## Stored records
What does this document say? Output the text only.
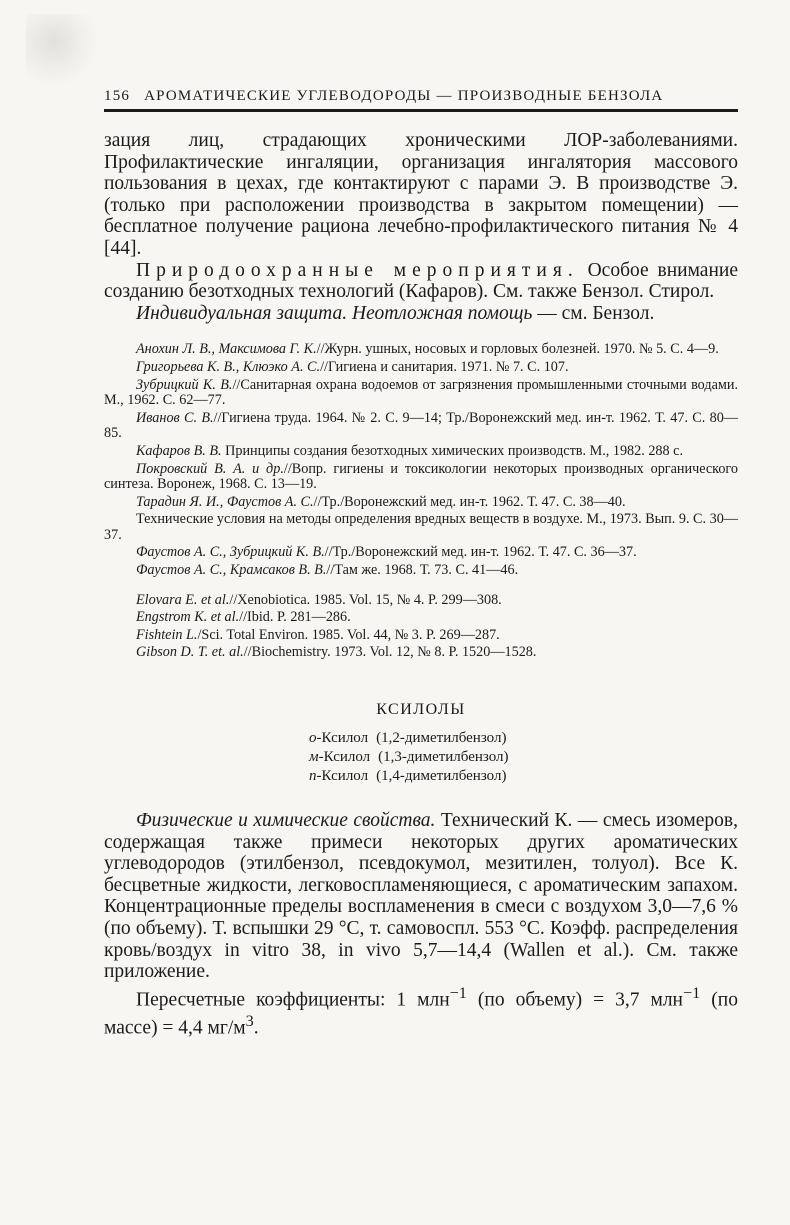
156 АРОМАТИЧЕСКИЕ УГЛЕВОДОРОДЫ — ПРОИЗВОДНЫЕ БЕНЗОЛА

зация лиц, страдающих хроническими ЛОР-заболеваниями. Профилактические ингаляции, организация ингалятория массового пользования в цехах, где контактируют с парами Э. В производстве Э. (только при расположении производства в закрытом помещении) — бесплатное получение рациона лечебно-профилактического питания № 4 [44].

Природоохранные мероприятия. Особое внимание созданию безотходных технологий (Кафаров). См. также Бензол. Стирол.

Индивидуальная защита. Неотложная помощь — см. Бензол.

Анохин Л. В., Максимова Г. К.//Журн. ушных, носовых и горловых болезней. 1970. № 5. С. 4—9.

Григорьева К. В., Клюэко А. С.//Гигиена и санитария. 1971. № 7. С. 107.

Зубрицкий К. В.//Санитарная охрана водоемов от загрязнения промышленными сточными водами. М., 1962. С. 62—77.

Иванов С. В.//Гигиена труда. 1964. № 2. С. 9—14; Тр./Воронежский мед. ин-т. 1962. Т. 47. С. 80—85.

Кафаров В. В. Принципы создания безотходных химических производств. М., 1982. 288 с.

Покровский В. А. и др.//Вопр. гигиены и токсикологии некоторых производных органического синтеза. Воронеж, 1968. С. 13—19.

Тарадин Я. И., Фаустов А. С.//Тр./Воронежский мед. ин-т. 1962. Т. 47. С. 38—40.

Технические условия на методы определения вредных веществ в воздухе. М., 1973. Вып. 9. С. 30—37.

Фаустов А. С., Зубрицкий К. В.//Тр./Воронежский мед. ин-т. 1962. Т. 47. С. 36—37.

Фаустов А. С., Крамсаков В. В.//Там же. 1968. Т. 73. С. 41—46.

Elovara E. et al.//Xenobiotica. 1985. Vol. 15, № 4. P. 299—308.

Engstrom K. et al.//Ibid. P. 281—286.

Fishtein L./Sci. Total Environ. 1985. Vol. 44, № 3. P. 269—287.

Gibson D. T. et. al.//Biochemistry. 1973. Vol. 12, № 8. P. 1520—1528.

КСИЛОЛЫ
о-Ксилол (1,2-диметилбензол)
м-Ксилол (1,3-диметилбензол)
п-Ксилол (1,4-диметилбензол)

Физические и химические свойства. Технический К. — смесь изомеров, содержащая также примеси некоторых других ароматических углеводородов (этилбензол, псевдокумол, мезитилен, толуол). Все К. бесцветные жидкости, легковоспламеняющиеся, с ароматическим запахом. Концентрационные пределы воспламенения в смеси с воздухом 3,0—7,6 % (по объему). Т. вспышки 29 °С, т. самовоспл. 553 °С. Коэфф. распределения кровь/воздух in vitro 38, in vivo 5,7—14,4 (Wallen et al.). См. также приложение.

Пересчетные коэффициенты: 1 млн$^{-1}$ (по объему) = 3,7 млн$^{-1}$ (по массе) = 4,4 $мг/м^3$.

## Task details
Provide the number of lines in these entries that hold the word "безотходных", without any accompanying text.

## Exercise answer
2